[begin Source records]

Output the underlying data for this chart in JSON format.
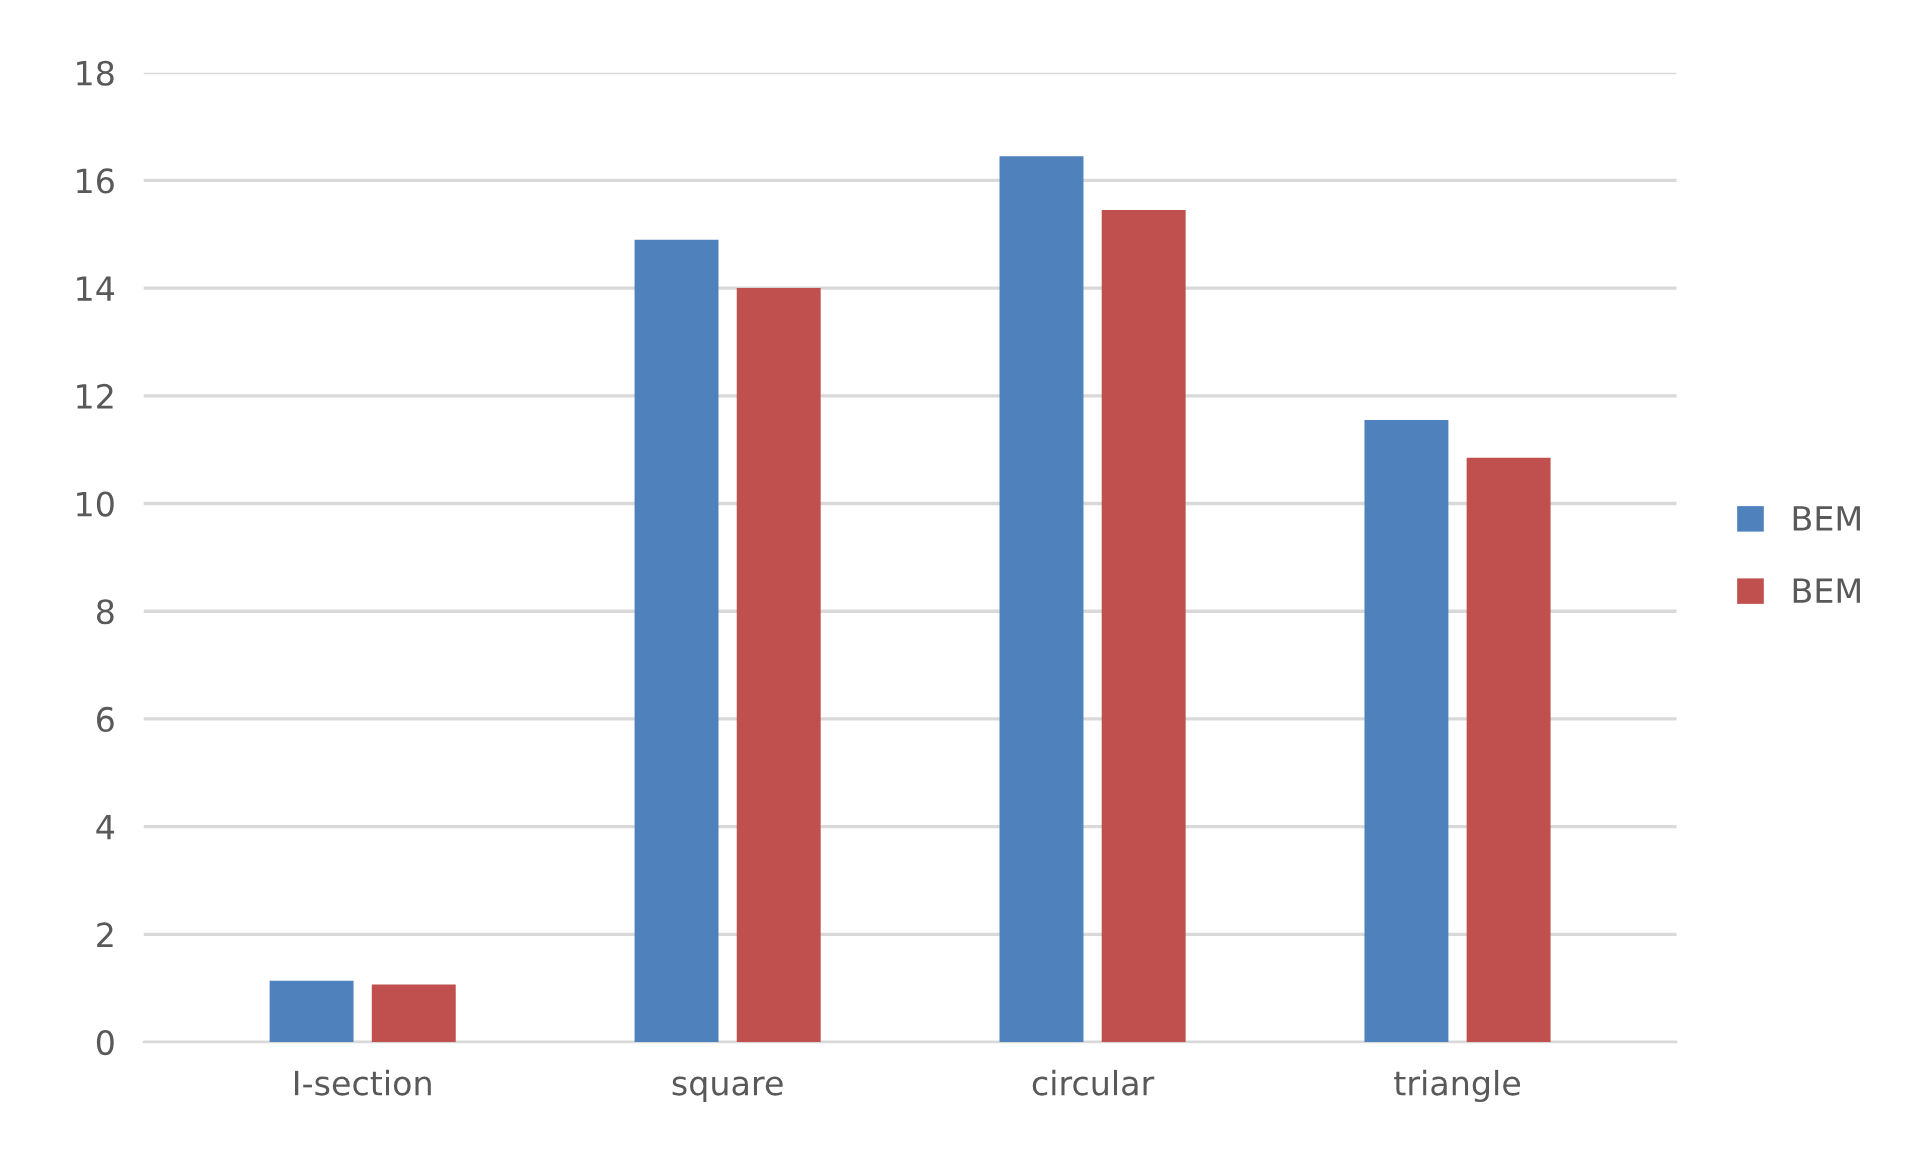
{
  "chart_data": {
    "type": "bar",
    "categories": [
      "I-section",
      "square",
      "circular",
      "triangle"
    ],
    "series": [
      {
        "name": "BEM",
        "color": "#4f81bd",
        "values": [
          1.14,
          14.9,
          16.45,
          11.55
        ]
      },
      {
        "name": "BEM",
        "color": "#c0504d",
        "values": [
          1.07,
          14.0,
          15.45,
          10.85
        ]
      }
    ],
    "ylim": [
      0,
      18
    ],
    "yticks": [
      0,
      2,
      4,
      6,
      8,
      10,
      12,
      14,
      16,
      18
    ],
    "grid": "y",
    "legend": "right"
  }
}
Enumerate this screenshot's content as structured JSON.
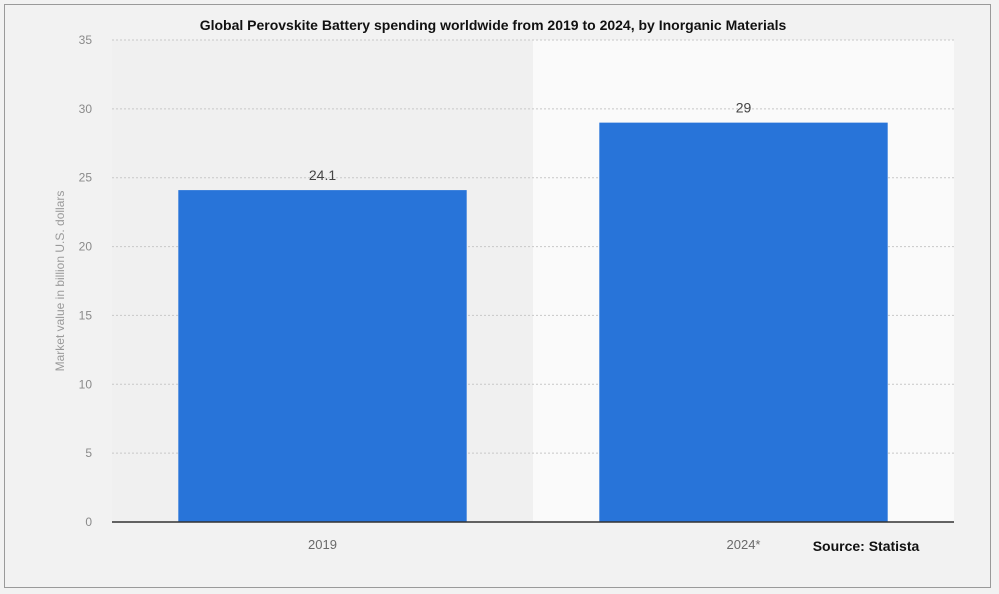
{
  "chart_data": {
    "type": "bar",
    "title": "Global Perovskite Battery spending worldwide from 2019 to 2024, by Inorganic Materials",
    "xlabel": "",
    "ylabel": "Market value in billion U.S. dollars",
    "categories": [
      "2019",
      "2024*"
    ],
    "values": [
      24.1,
      29
    ],
    "data_labels": [
      "24.1",
      "29"
    ],
    "ylim": [
      0,
      35
    ],
    "yticks": [
      0,
      5,
      10,
      15,
      20,
      25,
      30,
      35
    ],
    "grid": true,
    "legend": "none",
    "bar_color": "#2874d9",
    "source": "Source: Statista"
  }
}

[end Source records]

> What you should do
Note how many lines in the listing above hold the string "this", then give only that figure.

> The result
2